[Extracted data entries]
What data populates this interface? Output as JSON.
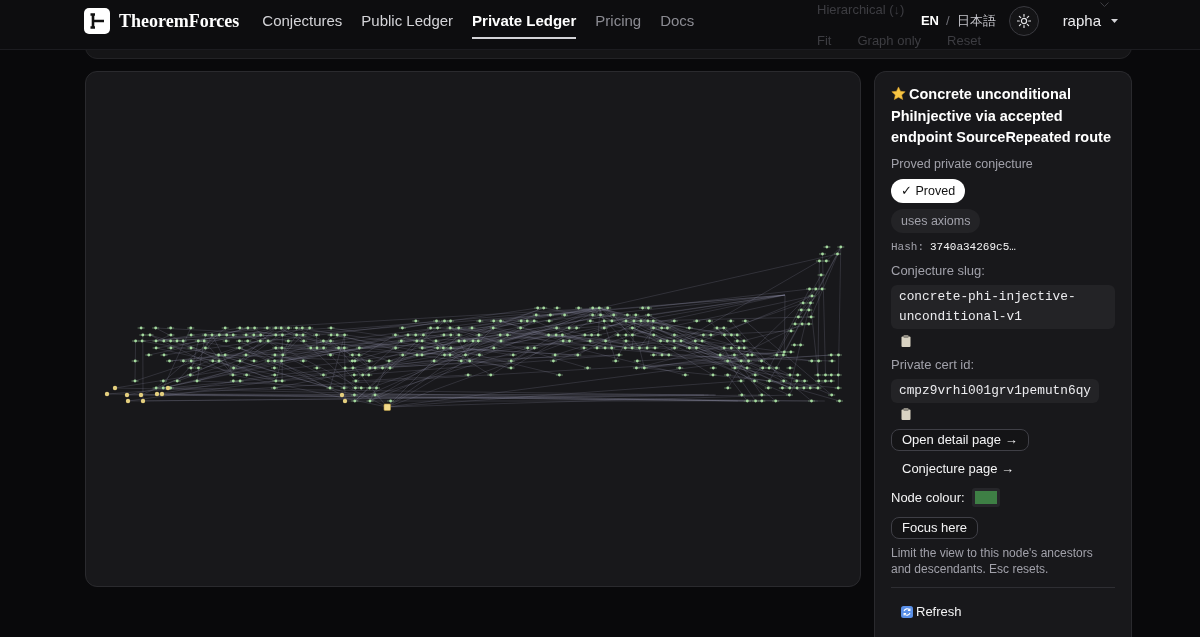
{
  "header": {
    "brand": "TheoremForces",
    "nav": [
      {
        "label": "Conjectures",
        "selected": false,
        "dim": false
      },
      {
        "label": "Public Ledger",
        "selected": false,
        "dim": false
      },
      {
        "label": "Private Ledger",
        "selected": true,
        "dim": false
      },
      {
        "label": "Pricing",
        "selected": false,
        "dim": true
      },
      {
        "label": "Docs",
        "selected": false,
        "dim": true
      }
    ],
    "languages": [
      {
        "label": "EN",
        "selected": true
      },
      {
        "label": "日本語",
        "selected": false
      }
    ],
    "language_separator": "/",
    "user": "rapha"
  },
  "toolbar": {
    "layout_select": "Hierarchical (↓)",
    "buttons": [
      "Fit",
      "Graph only",
      "Reset"
    ]
  },
  "detail": {
    "starred": true,
    "title": "Concrete unconditional PhiInjective via accepted endpoint SourceRepeated route",
    "subtitle": "Proved private conjecture",
    "badges": [
      {
        "label": "✓ Proved",
        "kind": "status"
      },
      {
        "label": "uses axioms",
        "kind": "tag"
      }
    ],
    "hash_label": "Hash:",
    "hash": "3740a34269c5…",
    "fields": [
      {
        "label": "Conjecture slug:",
        "value": "concrete-phi-injective-unconditional-v1"
      },
      {
        "label": "Private cert id:",
        "value": "cmpz9vrhi001grv1pemutn6qy"
      }
    ],
    "actions": [
      {
        "label": "Open detail page →",
        "kind": "outlined"
      },
      {
        "label": "Conjecture page →",
        "kind": "plain"
      }
    ],
    "node_colour": {
      "label": "Node colour:",
      "color": "#3e7f45"
    },
    "focus_button": "Focus here",
    "focus_help": "Limit the view to this node's ancestors and descendants. Esc resets.",
    "refresh": "Refresh"
  }
}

→ Short exercise: Every entry must be written out exactly, with all pictures left out.

→ Final answer:
What data populates this interface? Output as JSON.
{
  "header": {
    "brand": "TheoremForces",
    "nav": [
      {
        "label": "Conjectures",
        "selected": false,
        "dim": false
      },
      {
        "label": "Public Ledger",
        "selected": false,
        "dim": false
      },
      {
        "label": "Private Ledger",
        "selected": true,
        "dim": false
      },
      {
        "label": "Pricing",
        "selected": false,
        "dim": true
      },
      {
        "label": "Docs",
        "selected": false,
        "dim": true
      }
    ],
    "languages": [
      {
        "label": "EN",
        "selected": true
      },
      {
        "label": "日本語",
        "selected": false
      }
    ],
    "language_separator": "/",
    "user": "rapha"
  },
  "toolbar": {
    "layout_select": "Hierarchical (↓)",
    "buttons": [
      "Fit",
      "Graph only",
      "Reset"
    ]
  },
  "detail": {
    "starred": true,
    "title": "Concrete unconditional PhiInjective via accepted endpoint SourceRepeated route",
    "subtitle": "Proved private conjecture",
    "badges": [
      {
        "label": "✓ Proved",
        "kind": "status"
      },
      {
        "label": "uses axioms",
        "kind": "tag"
      }
    ],
    "hash_label": "Hash:",
    "hash": "3740a34269c5…",
    "fields": [
      {
        "label": "Conjecture slug:",
        "value": "concrete-phi-injective-unconditional-v1"
      },
      {
        "label": "Private cert id:",
        "value": "cmpz9vrhi001grv1pemutn6qy"
      }
    ],
    "actions": [
      {
        "label": "Open detail page →",
        "kind": "outlined"
      },
      {
        "label": "Conjecture page →",
        "kind": "plain"
      }
    ],
    "node_colour": {
      "label": "Node colour:",
      "color": "#3e7f45"
    },
    "focus_button": "Focus here",
    "focus_help": "Limit the view to this node's ancestors and descendants. Esc resets.",
    "refresh": "Refresh"
  }
}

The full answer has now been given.